Pick out the lines containing "sight".

- _DATA FOR THE TASK_:
◆ ◆ ◆ ◆ ◆ ◆ ◆

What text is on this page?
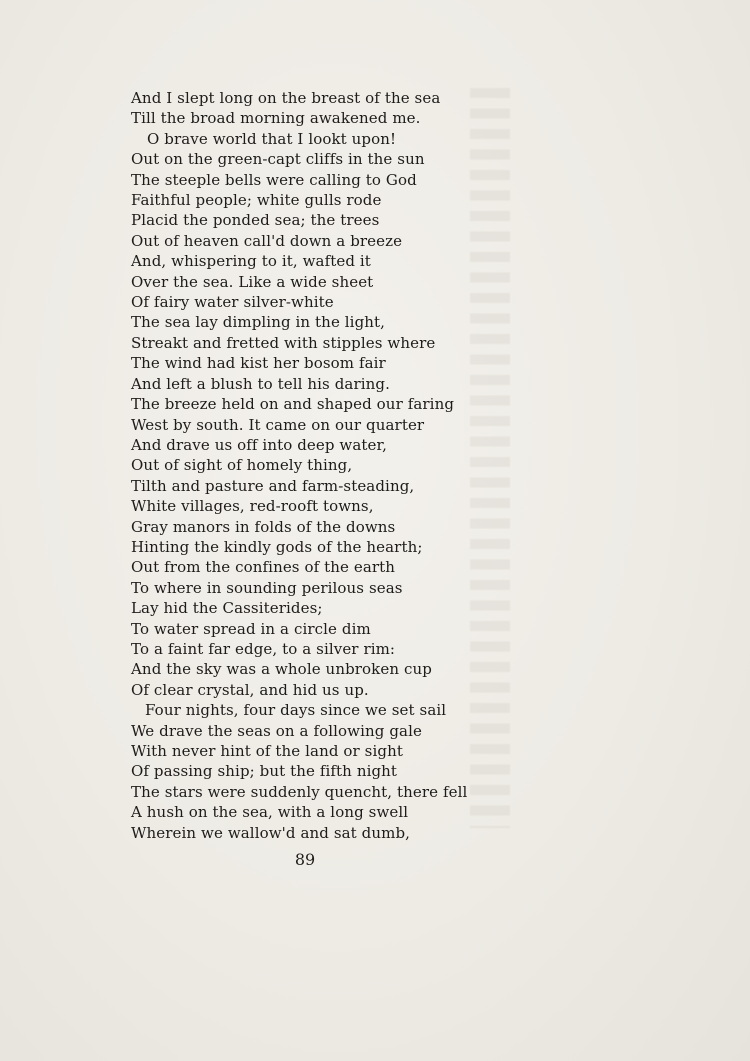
And I slept long on the breast of the sea
Till the broad morning awakened me.
O brave world that I lookt upon!
Out on the green-capt cliffs in the sun
The steeple bells were calling to God
Faithful people; white gulls rode
Placid the ponded sea; the trees
Out of heaven call'd down a breeze
And, whispering to it, wafted it
Over the sea. Like a wide sheet
Of fairy water silver-white
The sea lay dimpling in the light,
Streakt and fretted with stipples where
The wind had kist her bosom fair
And left a blush to tell his daring.
The breeze held on and shaped our faring
West by south. It came on our quarter
And drave us off into deep water,
Out of sight of homely thing,
Tilth and pasture and farm-steading,
White villages, red-rooft towns,
Gray manors in folds of the downs
Hinting the kindly gods of the hearth;
Out from the confines of the earth
To where in sounding perilous seas
Lay hid the Cassiterides;
To water spread in a circle dim
To a faint far edge, to a silver rim:
And the sky was a whole unbroken cup
Of clear crystal, and hid us up.
Four nights, four days since we set sail
We drave the seas on a following gale
With never hint of the land or sight
Of passing ship; but the fifth night
The stars were suddenly quencht, there fell
A hush on the sea, with a long swell
Wherein we wallow'd and sat dumb,
89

◆ ◆ ◆ ◆ ◆ ◆ ◆

- _SOLUTION TO THE PROBLEM_:
Out of sight of homely thing,
With never hint of the land or sight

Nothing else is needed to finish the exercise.